Copy each line exactly. Leave nothing out.

(begin)

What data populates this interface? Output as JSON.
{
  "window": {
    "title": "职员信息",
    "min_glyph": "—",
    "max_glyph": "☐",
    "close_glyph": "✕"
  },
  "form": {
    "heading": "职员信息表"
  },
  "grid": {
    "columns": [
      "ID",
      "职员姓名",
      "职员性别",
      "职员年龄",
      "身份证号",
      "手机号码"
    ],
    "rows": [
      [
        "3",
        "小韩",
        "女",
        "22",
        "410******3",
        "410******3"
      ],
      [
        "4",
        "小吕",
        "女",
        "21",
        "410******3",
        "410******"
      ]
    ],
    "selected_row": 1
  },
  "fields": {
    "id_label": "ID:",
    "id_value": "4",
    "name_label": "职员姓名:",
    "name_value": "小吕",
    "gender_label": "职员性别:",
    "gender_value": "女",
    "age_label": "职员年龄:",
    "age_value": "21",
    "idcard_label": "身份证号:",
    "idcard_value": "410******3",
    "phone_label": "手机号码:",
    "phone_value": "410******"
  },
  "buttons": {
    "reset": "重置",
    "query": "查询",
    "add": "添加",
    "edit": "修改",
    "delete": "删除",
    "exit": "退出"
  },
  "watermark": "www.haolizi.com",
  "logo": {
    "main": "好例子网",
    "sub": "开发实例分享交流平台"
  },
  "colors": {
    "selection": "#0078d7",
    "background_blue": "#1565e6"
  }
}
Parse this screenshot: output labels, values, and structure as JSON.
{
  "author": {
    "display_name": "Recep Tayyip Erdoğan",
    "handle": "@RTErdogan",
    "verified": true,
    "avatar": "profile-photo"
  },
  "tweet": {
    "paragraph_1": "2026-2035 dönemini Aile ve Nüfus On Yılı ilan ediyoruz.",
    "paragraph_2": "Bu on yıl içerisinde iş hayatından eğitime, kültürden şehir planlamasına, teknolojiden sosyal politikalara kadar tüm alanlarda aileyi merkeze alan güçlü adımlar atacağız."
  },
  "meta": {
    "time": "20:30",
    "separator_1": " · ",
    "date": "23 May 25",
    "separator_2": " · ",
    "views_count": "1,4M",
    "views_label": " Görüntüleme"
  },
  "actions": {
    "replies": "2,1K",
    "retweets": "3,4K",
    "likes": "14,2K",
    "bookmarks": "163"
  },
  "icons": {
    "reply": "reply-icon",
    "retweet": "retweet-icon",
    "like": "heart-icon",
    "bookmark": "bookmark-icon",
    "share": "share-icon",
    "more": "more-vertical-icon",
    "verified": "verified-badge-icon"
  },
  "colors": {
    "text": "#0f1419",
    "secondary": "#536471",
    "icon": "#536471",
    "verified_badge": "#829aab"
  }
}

(end)

SOLUTION TO THIS TASK:
What data populates this interface? Output as JSON.
{
  "window": {
    "title": "职员信息",
    "min_glyph": "—",
    "max_glyph": "☐",
    "close_glyph": "✕"
  },
  "form": {
    "heading": "职员信息表"
  },
  "grid": {
    "columns": [
      "ID",
      "职员姓名",
      "职员性别",
      "职员年龄",
      "身份证号",
      "手机号码"
    ],
    "rows": [
      [
        "3",
        "小韩",
        "女",
        "22",
        "410******3",
        "410******3"
      ],
      [
        "4",
        "小吕",
        "女",
        "21",
        "410******3",
        "410******"
      ]
    ],
    "selected_row": 1
  },
  "fields": {
    "id_label": "ID:",
    "id_value": "4",
    "name_label": "职员姓名:",
    "name_value": "小吕",
    "gender_label": "职员性别:",
    "gender_value": "女",
    "age_label": "职员年龄:",
    "age_value": "21",
    "idcard_label": "身份证号:",
    "idcard_value": "410******3",
    "phone_label": "手机号码:",
    "phone_value": "410******"
  },
  "buttons": {
    "reset": "重置",
    "query": "查询",
    "add": "添加",
    "edit": "修改",
    "delete": "删除",
    "exit": "退出"
  },
  "watermark": "www.haolizi.com",
  "logo": {
    "main": "好例子网",
    "sub": "开发实例分享交流平台"
  },
  "colors": {
    "selection": "#0078d7",
    "background_blue": "#1565e6"
  }
}
Parse this screenshot: output labels, values, and structure as JSON.
{
  "author": {
    "display_name": "Recep Tayyip Erdoğan",
    "handle": "@RTErdogan",
    "verified": true,
    "avatar": "profile-photo"
  },
  "tweet": {
    "paragraph_1": "2026-2035 dönemini Aile ve Nüfus On Yılı ilan ediyoruz.",
    "paragraph_2": "Bu on yıl içerisinde iş hayatından eğitime, kültürden şehir planlamasına, teknolojiden sosyal politikalara kadar tüm alanlarda aileyi merkeze alan güçlü adımlar atacağız."
  },
  "meta": {
    "time": "20:30",
    "separator_1": " · ",
    "date": "23 May 25",
    "separator_2": " · ",
    "views_count": "1,4M",
    "views_label": " Görüntüleme"
  },
  "actions": {
    "replies": "2,1K",
    "retweets": "3,4K",
    "likes": "14,2K",
    "bookmarks": "163"
  },
  "icons": {
    "reply": "reply-icon",
    "retweet": "retweet-icon",
    "like": "heart-icon",
    "bookmark": "bookmark-icon",
    "share": "share-icon",
    "more": "more-vertical-icon",
    "verified": "verified-badge-icon"
  },
  "colors": {
    "text": "#0f1419",
    "secondary": "#536471",
    "icon": "#536471",
    "verified_badge": "#829aab"
  }
}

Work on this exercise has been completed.